Required work - Pictures are not part of the copy; repeat everything else in the records exactly.

Available data -
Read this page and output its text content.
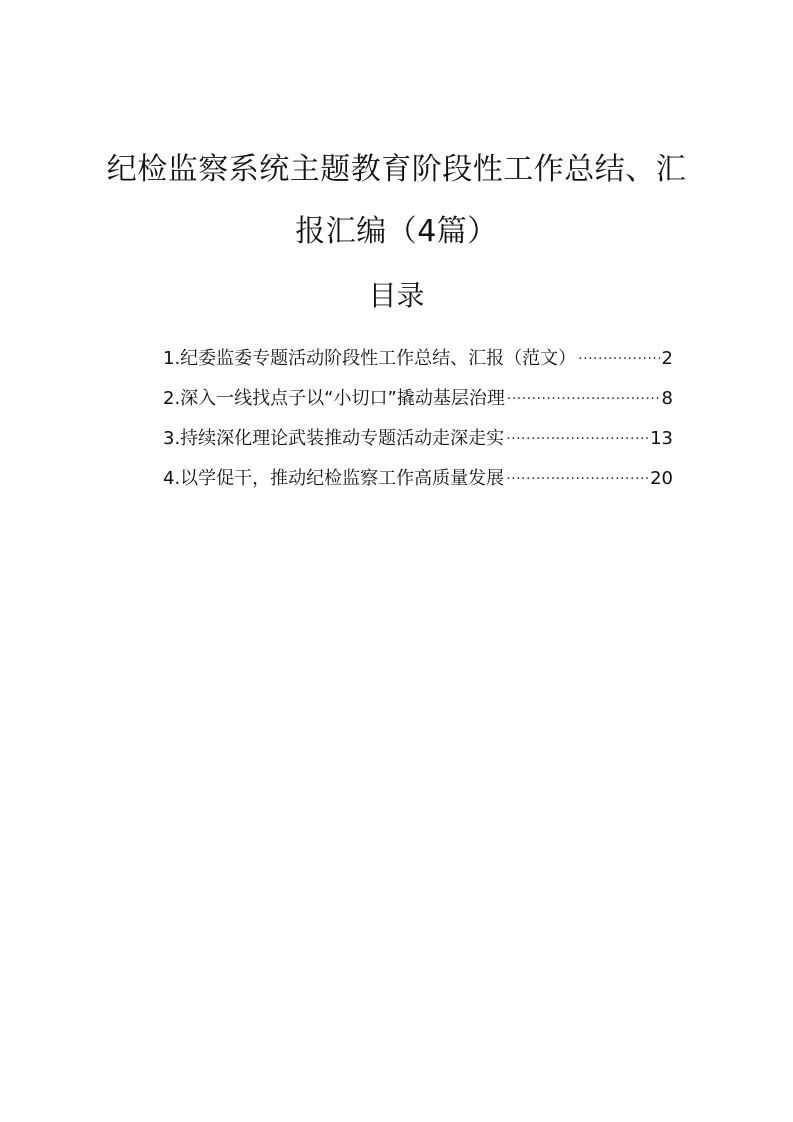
纪检监察系统主题教育阶段性工作总结、汇
报汇编（4篇）
目录
1.纪委监委专题活动阶段性工作总结、汇报（范文） .....	2
2.深入一线找点子以“小切口”撬动基层治理 .....	8
3.持续深化理论武装推动专题活动走深走实 .....	13
4.以学促干，推动纪检监察工作高质量发展 .....	20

Correct result -
Read this page and output its text content.
纪检监察系统主题教育阶段性工作总结、汇
报汇编（4篇）
目录
1.纪委监委专题活动阶段性工作总结、汇报（范文） .....	2
2.深入一线找点子以“小切口”撬动基层治理 .....	8
3.持续深化理论武装推动专题活动走深走实 .....	13
4.以学促干，推动纪检监察工作高质量发展 .....	20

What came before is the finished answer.